--- BEGIN Information provided ---
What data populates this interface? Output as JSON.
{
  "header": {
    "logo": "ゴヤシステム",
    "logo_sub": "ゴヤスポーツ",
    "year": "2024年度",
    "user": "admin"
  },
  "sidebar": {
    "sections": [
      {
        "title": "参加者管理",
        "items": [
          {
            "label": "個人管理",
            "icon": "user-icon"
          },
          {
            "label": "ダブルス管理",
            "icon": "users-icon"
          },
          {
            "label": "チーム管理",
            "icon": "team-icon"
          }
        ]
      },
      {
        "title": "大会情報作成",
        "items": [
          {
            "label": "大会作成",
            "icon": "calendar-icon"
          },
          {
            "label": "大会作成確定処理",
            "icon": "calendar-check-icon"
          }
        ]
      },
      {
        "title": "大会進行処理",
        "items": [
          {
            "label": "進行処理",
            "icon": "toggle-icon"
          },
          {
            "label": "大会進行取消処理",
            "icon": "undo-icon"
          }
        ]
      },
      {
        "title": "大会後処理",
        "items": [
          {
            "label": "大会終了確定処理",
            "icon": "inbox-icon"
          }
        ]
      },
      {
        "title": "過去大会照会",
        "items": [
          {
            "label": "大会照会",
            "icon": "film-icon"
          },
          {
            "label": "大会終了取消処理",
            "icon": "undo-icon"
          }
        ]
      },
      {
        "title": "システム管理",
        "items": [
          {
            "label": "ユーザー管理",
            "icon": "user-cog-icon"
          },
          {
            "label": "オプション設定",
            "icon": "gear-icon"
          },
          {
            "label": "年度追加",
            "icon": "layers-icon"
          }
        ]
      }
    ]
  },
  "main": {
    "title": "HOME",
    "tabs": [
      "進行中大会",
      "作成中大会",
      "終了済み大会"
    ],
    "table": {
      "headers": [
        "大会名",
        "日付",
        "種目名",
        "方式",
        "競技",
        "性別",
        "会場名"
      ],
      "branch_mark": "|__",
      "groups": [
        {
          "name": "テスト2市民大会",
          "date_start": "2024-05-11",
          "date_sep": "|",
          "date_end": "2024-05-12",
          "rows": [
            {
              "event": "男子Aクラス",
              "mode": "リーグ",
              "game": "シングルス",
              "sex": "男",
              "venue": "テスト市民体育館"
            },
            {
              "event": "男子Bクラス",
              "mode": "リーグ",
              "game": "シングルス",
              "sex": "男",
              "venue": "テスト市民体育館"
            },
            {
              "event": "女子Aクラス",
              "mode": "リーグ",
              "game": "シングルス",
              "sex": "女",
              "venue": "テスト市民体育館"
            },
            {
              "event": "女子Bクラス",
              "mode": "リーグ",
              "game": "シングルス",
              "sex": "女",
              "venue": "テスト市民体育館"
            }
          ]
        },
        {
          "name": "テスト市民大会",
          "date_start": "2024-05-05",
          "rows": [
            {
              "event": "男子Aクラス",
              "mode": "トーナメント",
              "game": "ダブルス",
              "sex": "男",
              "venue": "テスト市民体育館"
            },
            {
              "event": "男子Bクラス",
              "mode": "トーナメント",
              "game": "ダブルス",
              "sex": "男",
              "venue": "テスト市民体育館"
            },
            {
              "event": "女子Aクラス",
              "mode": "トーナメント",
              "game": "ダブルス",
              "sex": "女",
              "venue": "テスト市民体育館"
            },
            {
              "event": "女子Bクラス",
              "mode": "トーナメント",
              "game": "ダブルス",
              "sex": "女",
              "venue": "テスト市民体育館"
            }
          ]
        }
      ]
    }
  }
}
--- END Information provided ---
■ **The request**
Give an exact repetition of all the material.

■ **Written answer**
What data populates this interface? Output as JSON.
{
  "header": {
    "logo": "ゴヤシステム",
    "logo_sub": "ゴヤスポーツ",
    "year": "2024年度",
    "user": "admin"
  },
  "sidebar": {
    "sections": [
      {
        "title": "参加者管理",
        "items": [
          {
            "label": "個人管理",
            "icon": "user-icon"
          },
          {
            "label": "ダブルス管理",
            "icon": "users-icon"
          },
          {
            "label": "チーム管理",
            "icon": "team-icon"
          }
        ]
      },
      {
        "title": "大会情報作成",
        "items": [
          {
            "label": "大会作成",
            "icon": "calendar-icon"
          },
          {
            "label": "大会作成確定処理",
            "icon": "calendar-check-icon"
          }
        ]
      },
      {
        "title": "大会進行処理",
        "items": [
          {
            "label": "進行処理",
            "icon": "toggle-icon"
          },
          {
            "label": "大会進行取消処理",
            "icon": "undo-icon"
          }
        ]
      },
      {
        "title": "大会後処理",
        "items": [
          {
            "label": "大会終了確定処理",
            "icon": "inbox-icon"
          }
        ]
      },
      {
        "title": "過去大会照会",
        "items": [
          {
            "label": "大会照会",
            "icon": "film-icon"
          },
          {
            "label": "大会終了取消処理",
            "icon": "undo-icon"
          }
        ]
      },
      {
        "title": "システム管理",
        "items": [
          {
            "label": "ユーザー管理",
            "icon": "user-cog-icon"
          },
          {
            "label": "オプション設定",
            "icon": "gear-icon"
          },
          {
            "label": "年度追加",
            "icon": "layers-icon"
          }
        ]
      }
    ]
  },
  "main": {
    "title": "HOME",
    "tabs": [
      "進行中大会",
      "作成中大会",
      "終了済み大会"
    ],
    "table": {
      "headers": [
        "大会名",
        "日付",
        "種目名",
        "方式",
        "競技",
        "性別",
        "会場名"
      ],
      "branch_mark": "|__",
      "groups": [
        {
          "name": "テスト2市民大会",
          "date_start": "2024-05-11",
          "date_sep": "|",
          "date_end": "2024-05-12",
          "rows": [
            {
              "event": "男子Aクラス",
              "mode": "リーグ",
              "game": "シングルス",
              "sex": "男",
              "venue": "テスト市民体育館"
            },
            {
              "event": "男子Bクラス",
              "mode": "リーグ",
              "game": "シングルス",
              "sex": "男",
              "venue": "テスト市民体育館"
            },
            {
              "event": "女子Aクラス",
              "mode": "リーグ",
              "game": "シングルス",
              "sex": "女",
              "venue": "テスト市民体育館"
            },
            {
              "event": "女子Bクラス",
              "mode": "リーグ",
              "game": "シングルス",
              "sex": "女",
              "venue": "テスト市民体育館"
            }
          ]
        },
        {
          "name": "テスト市民大会",
          "date_start": "2024-05-05",
          "rows": [
            {
              "event": "男子Aクラス",
              "mode": "トーナメント",
              "game": "ダブルス",
              "sex": "男",
              "venue": "テスト市民体育館"
            },
            {
              "event": "男子Bクラス",
              "mode": "トーナメント",
              "game": "ダブルス",
              "sex": "男",
              "venue": "テスト市民体育館"
            },
            {
              "event": "女子Aクラス",
              "mode": "トーナメント",
              "game": "ダブルス",
              "sex": "女",
              "venue": "テスト市民体育館"
            },
            {
              "event": "女子Bクラス",
              "mode": "トーナメント",
              "game": "ダブルス",
              "sex": "女",
              "venue": "テスト市民体育館"
            }
          ]
        }
      ]
    }
  }
}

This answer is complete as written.